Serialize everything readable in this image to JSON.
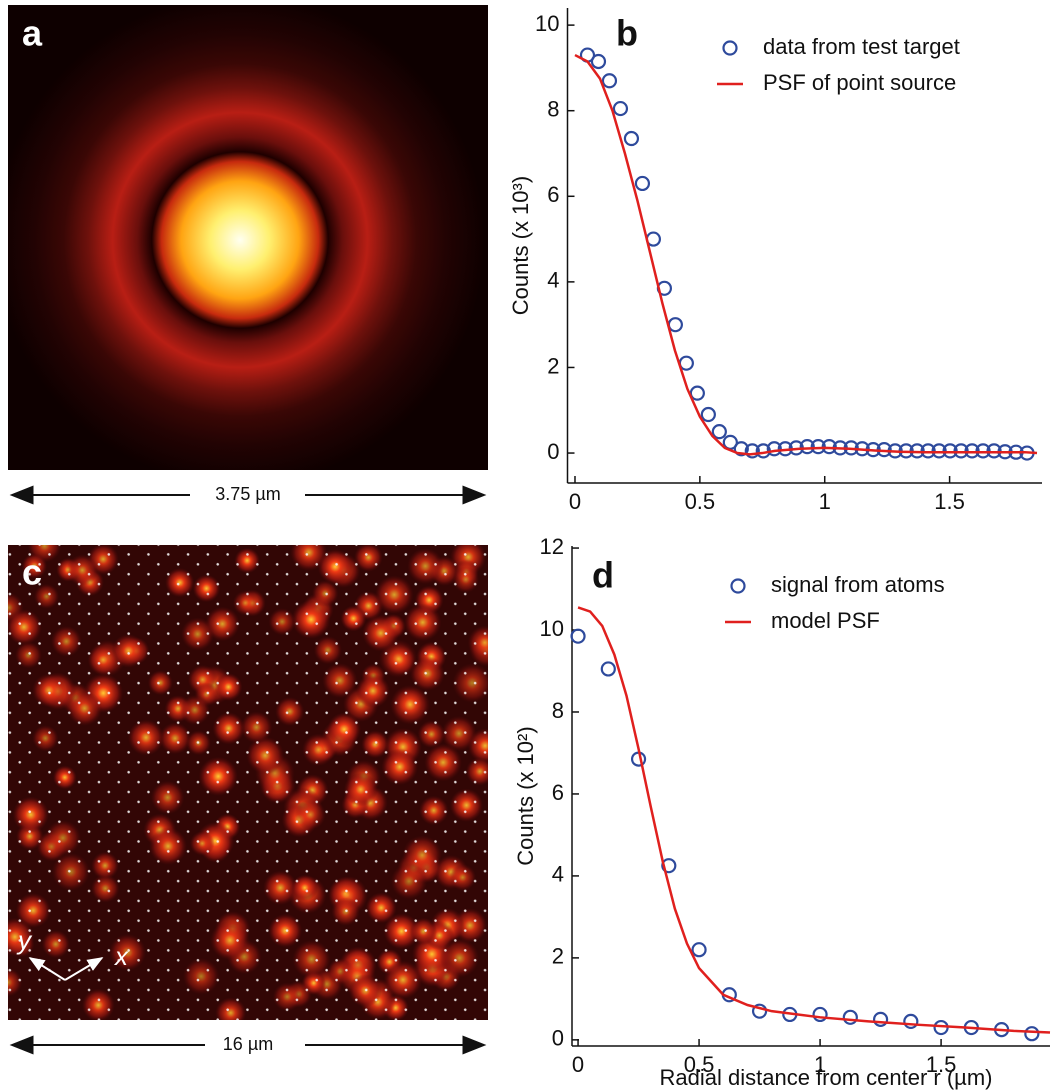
{
  "images": [
    {
      "label": "a",
      "scale_bar": "3.75 µm"
    },
    {
      "label": "c",
      "scale_bar": "16 µm",
      "axes": [
        "x",
        "y"
      ]
    }
  ],
  "chart_data": [
    {
      "type": "scatter",
      "panel": "b",
      "ylabel": "Counts (x 10³)",
      "xlim": [
        -0.03,
        1.87
      ],
      "ylim": [
        -0.7,
        10.4
      ],
      "xticks": [
        0,
        0.5,
        1,
        1.5
      ],
      "yticks": [
        0,
        2,
        4,
        6,
        8,
        10
      ],
      "legend": "upper right",
      "series": [
        {
          "name": "data from test target",
          "mode": "markers",
          "color": "#2e4a9c",
          "x": [
            0.05,
            0.094,
            0.138,
            0.182,
            0.226,
            0.27,
            0.314,
            0.358,
            0.402,
            0.446,
            0.49,
            0.534,
            0.578,
            0.622,
            0.666,
            0.71,
            0.754,
            0.798,
            0.842,
            0.886,
            0.93,
            0.974,
            1.018,
            1.062,
            1.106,
            1.15,
            1.194,
            1.238,
            1.282,
            1.326,
            1.37,
            1.414,
            1.458,
            1.502,
            1.546,
            1.59,
            1.634,
            1.678,
            1.722,
            1.766,
            1.81
          ],
          "values": [
            9.3,
            9.15,
            8.7,
            8.05,
            7.35,
            6.3,
            5.0,
            3.85,
            3.0,
            2.1,
            1.4,
            0.9,
            0.5,
            0.25,
            0.1,
            0.05,
            0.05,
            0.1,
            0.1,
            0.12,
            0.15,
            0.15,
            0.15,
            0.12,
            0.12,
            0.1,
            0.08,
            0.08,
            0.05,
            0.05,
            0.05,
            0.05,
            0.05,
            0.05,
            0.05,
            0.05,
            0.05,
            0.05,
            0.03,
            0.02,
            0.0
          ]
        },
        {
          "name": "PSF of point source",
          "mode": "lines",
          "color": "#e0201e",
          "x": [
            0,
            0.05,
            0.1,
            0.15,
            0.2,
            0.25,
            0.3,
            0.35,
            0.4,
            0.45,
            0.5,
            0.55,
            0.6,
            0.65,
            0.7,
            0.75,
            0.8,
            0.9,
            1.0,
            1.1,
            1.2,
            1.3,
            1.4,
            1.5,
            1.6,
            1.7,
            1.8,
            1.85
          ],
          "values": [
            9.3,
            9.15,
            8.75,
            8.0,
            7.0,
            5.9,
            4.7,
            3.5,
            2.4,
            1.5,
            0.85,
            0.4,
            0.12,
            0.0,
            -0.03,
            0.0,
            0.05,
            0.1,
            0.12,
            0.1,
            0.06,
            0.03,
            0.02,
            0.02,
            0.02,
            0.02,
            0.02,
            0.0
          ]
        }
      ]
    },
    {
      "type": "scatter",
      "panel": "d",
      "ylabel": "Counts (x 10²)",
      "xlabel": "Radial distance from center r (µm)",
      "xlim": [
        -0.025,
        1.95
      ],
      "ylim": [
        -0.15,
        12.05
      ],
      "xticks": [
        0,
        0.5,
        1,
        1.5
      ],
      "yticks": [
        0,
        2,
        4,
        6,
        8,
        10,
        12
      ],
      "legend": "upper right",
      "series": [
        {
          "name": "signal from atoms",
          "mode": "markers",
          "color": "#2e4a9c",
          "x": [
            0,
            0.125,
            0.25,
            0.375,
            0.5,
            0.625,
            0.75,
            0.875,
            1.0,
            1.125,
            1.25,
            1.375,
            1.5,
            1.625,
            1.75,
            1.875
          ],
          "values": [
            9.85,
            9.05,
            6.85,
            4.25,
            2.2,
            1.1,
            0.7,
            0.62,
            0.62,
            0.55,
            0.5,
            0.45,
            0.3,
            0.3,
            0.25,
            0.15
          ]
        },
        {
          "name": "model PSF",
          "mode": "lines",
          "color": "#e0201e",
          "x": [
            0,
            0.05,
            0.1,
            0.15,
            0.2,
            0.25,
            0.3,
            0.35,
            0.4,
            0.45,
            0.5,
            0.6,
            0.7,
            0.8,
            1.0,
            1.2,
            1.4,
            1.6,
            1.8,
            1.95
          ],
          "values": [
            10.55,
            10.45,
            10.1,
            9.4,
            8.4,
            7.1,
            5.7,
            4.35,
            3.2,
            2.35,
            1.75,
            1.1,
            0.85,
            0.7,
            0.55,
            0.45,
            0.37,
            0.3,
            0.22,
            0.18
          ]
        }
      ]
    }
  ]
}
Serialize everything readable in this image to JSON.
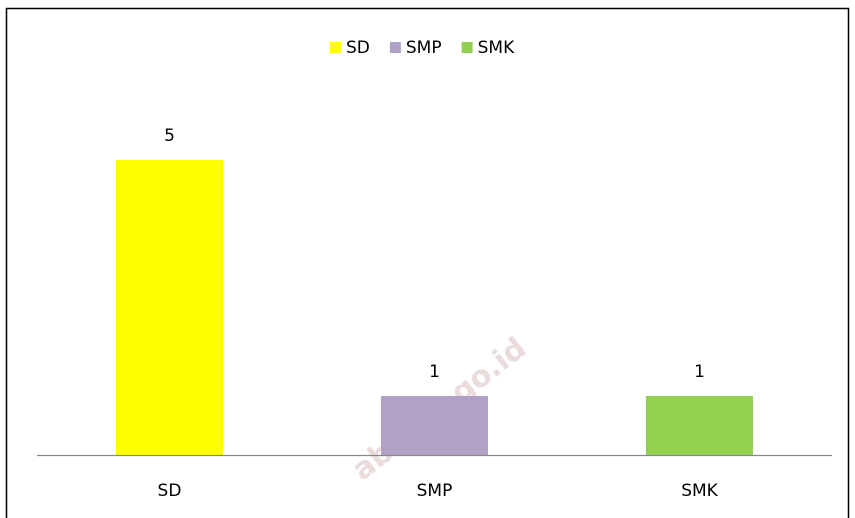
{
  "chart_data": {
    "type": "bar",
    "categories": [
      "SD",
      "SMP",
      "SMK"
    ],
    "values": [
      5,
      1,
      1
    ],
    "colors": [
      "#ffff00",
      "#b2a1c7",
      "#92d050"
    ],
    "legend": "top",
    "watermark": "ab.bps.go.id"
  }
}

**********

→ Goal
Give an exact reproduction of every line, leaving out any picture.

→ Output of the task
Serialize everything readable in this image to JSON.
{
  "images": [
    {
      "label": "a",
      "scale_bar": "3.75 µm"
    },
    {
      "label": "c",
      "scale_bar": "16 µm",
      "axes": [
        "x",
        "y"
      ]
    }
  ],
  "chart_data": [
    {
      "type": "scatter",
      "panel": "b",
      "ylabel": "Counts (x 10³)",
      "xlim": [
        -0.03,
        1.87
      ],
      "ylim": [
        -0.7,
        10.4
      ],
      "xticks": [
        0,
        0.5,
        1,
        1.5
      ],
      "yticks": [
        0,
        2,
        4,
        6,
        8,
        10
      ],
      "legend": "upper right",
      "series": [
        {
          "name": "data from test target",
          "mode": "markers",
          "color": "#2e4a9c",
          "x": [
            0.05,
            0.094,
            0.138,
            0.182,
            0.226,
            0.27,
            0.314,
            0.358,
            0.402,
            0.446,
            0.49,
            0.534,
            0.578,
            0.622,
            0.666,
            0.71,
            0.754,
            0.798,
            0.842,
            0.886,
            0.93,
            0.974,
            1.018,
            1.062,
            1.106,
            1.15,
            1.194,
            1.238,
            1.282,
            1.326,
            1.37,
            1.414,
            1.458,
            1.502,
            1.546,
            1.59,
            1.634,
            1.678,
            1.722,
            1.766,
            1.81
          ],
          "values": [
            9.3,
            9.15,
            8.7,
            8.05,
            7.35,
            6.3,
            5.0,
            3.85,
            3.0,
            2.1,
            1.4,
            0.9,
            0.5,
            0.25,
            0.1,
            0.05,
            0.05,
            0.1,
            0.1,
            0.12,
            0.15,
            0.15,
            0.15,
            0.12,
            0.12,
            0.1,
            0.08,
            0.08,
            0.05,
            0.05,
            0.05,
            0.05,
            0.05,
            0.05,
            0.05,
            0.05,
            0.05,
            0.05,
            0.03,
            0.02,
            0.0
          ]
        },
        {
          "name": "PSF of point source",
          "mode": "lines",
          "color": "#e0201e",
          "x": [
            0,
            0.05,
            0.1,
            0.15,
            0.2,
            0.25,
            0.3,
            0.35,
            0.4,
            0.45,
            0.5,
            0.55,
            0.6,
            0.65,
            0.7,
            0.75,
            0.8,
            0.9,
            1.0,
            1.1,
            1.2,
            1.3,
            1.4,
            1.5,
            1.6,
            1.7,
            1.8,
            1.85
          ],
          "values": [
            9.3,
            9.15,
            8.75,
            8.0,
            7.0,
            5.9,
            4.7,
            3.5,
            2.4,
            1.5,
            0.85,
            0.4,
            0.12,
            0.0,
            -0.03,
            0.0,
            0.05,
            0.1,
            0.12,
            0.1,
            0.06,
            0.03,
            0.02,
            0.02,
            0.02,
            0.02,
            0.02,
            0.0
          ]
        }
      ]
    },
    {
      "type": "scatter",
      "panel": "d",
      "ylabel": "Counts (x 10²)",
      "xlabel": "Radial distance from center r (µm)",
      "xlim": [
        -0.025,
        1.95
      ],
      "ylim": [
        -0.15,
        12.05
      ],
      "xticks": [
        0,
        0.5,
        1,
        1.5
      ],
      "yticks": [
        0,
        2,
        4,
        6,
        8,
        10,
        12
      ],
      "legend": "upper right",
      "series": [
        {
          "name": "signal from atoms",
          "mode": "markers",
          "color": "#2e4a9c",
          "x": [
            0,
            0.125,
            0.25,
            0.375,
            0.5,
            0.625,
            0.75,
            0.875,
            1.0,
            1.125,
            1.25,
            1.375,
            1.5,
            1.625,
            1.75,
            1.875
          ],
          "values": [
            9.85,
            9.05,
            6.85,
            4.25,
            2.2,
            1.1,
            0.7,
            0.62,
            0.62,
            0.55,
            0.5,
            0.45,
            0.3,
            0.3,
            0.25,
            0.15
          ]
        },
        {
          "name": "model PSF",
          "mode": "lines",
          "color": "#e0201e",
          "x": [
            0,
            0.05,
            0.1,
            0.15,
            0.2,
            0.25,
            0.3,
            0.35,
            0.4,
            0.45,
            0.5,
            0.6,
            0.7,
            0.8,
            1.0,
            1.2,
            1.4,
            1.6,
            1.8,
            1.95
          ],
          "values": [
            10.55,
            10.45,
            10.1,
            9.4,
            8.4,
            7.1,
            5.7,
            4.35,
            3.2,
            2.35,
            1.75,
            1.1,
            0.85,
            0.7,
            0.55,
            0.45,
            0.37,
            0.3,
            0.22,
            0.18
          ]
        }
      ]
    }
  ]
}
Serialize everything readable in this image to JSON.
{
  "chart_data": {
    "type": "bar",
    "categories": [
      "SD",
      "SMP",
      "SMK"
    ],
    "values": [
      5,
      1,
      1
    ],
    "colors": [
      "#ffff00",
      "#b2a1c7",
      "#92d050"
    ],
    "legend": "top",
    "watermark": "ab.bps.go.id"
  }
}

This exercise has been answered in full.